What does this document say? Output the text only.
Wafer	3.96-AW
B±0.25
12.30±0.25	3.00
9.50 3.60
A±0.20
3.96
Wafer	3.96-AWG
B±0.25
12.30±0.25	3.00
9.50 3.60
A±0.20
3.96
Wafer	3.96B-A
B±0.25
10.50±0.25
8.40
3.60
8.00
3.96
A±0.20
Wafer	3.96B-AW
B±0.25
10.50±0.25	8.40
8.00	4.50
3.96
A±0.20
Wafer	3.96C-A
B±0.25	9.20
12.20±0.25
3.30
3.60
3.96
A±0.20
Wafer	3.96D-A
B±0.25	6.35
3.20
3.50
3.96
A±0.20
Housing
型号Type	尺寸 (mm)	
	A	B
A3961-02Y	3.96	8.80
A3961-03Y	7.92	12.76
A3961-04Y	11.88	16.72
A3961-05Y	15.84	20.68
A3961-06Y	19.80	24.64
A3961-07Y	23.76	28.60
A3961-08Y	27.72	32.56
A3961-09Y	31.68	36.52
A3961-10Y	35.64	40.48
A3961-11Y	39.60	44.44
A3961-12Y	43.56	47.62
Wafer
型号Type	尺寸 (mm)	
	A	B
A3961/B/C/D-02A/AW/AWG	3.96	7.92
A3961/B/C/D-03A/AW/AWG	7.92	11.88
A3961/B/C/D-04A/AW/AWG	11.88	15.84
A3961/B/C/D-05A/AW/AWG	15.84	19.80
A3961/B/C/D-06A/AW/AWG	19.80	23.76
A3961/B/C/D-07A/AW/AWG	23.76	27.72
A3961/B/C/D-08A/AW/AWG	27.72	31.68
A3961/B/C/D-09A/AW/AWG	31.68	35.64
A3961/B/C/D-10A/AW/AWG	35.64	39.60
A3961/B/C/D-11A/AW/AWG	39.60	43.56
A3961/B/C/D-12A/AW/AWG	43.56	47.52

####

What is being asked: Which lines in the records above contain the string "Wafer"? Copy each one.

Complete output:
Wafer	3.96-AW
Wafer	3.96-AWG
Wafer	3.96B-A
Wafer	3.96B-AW
Wafer	3.96C-A
Wafer	3.96D-A
Wafer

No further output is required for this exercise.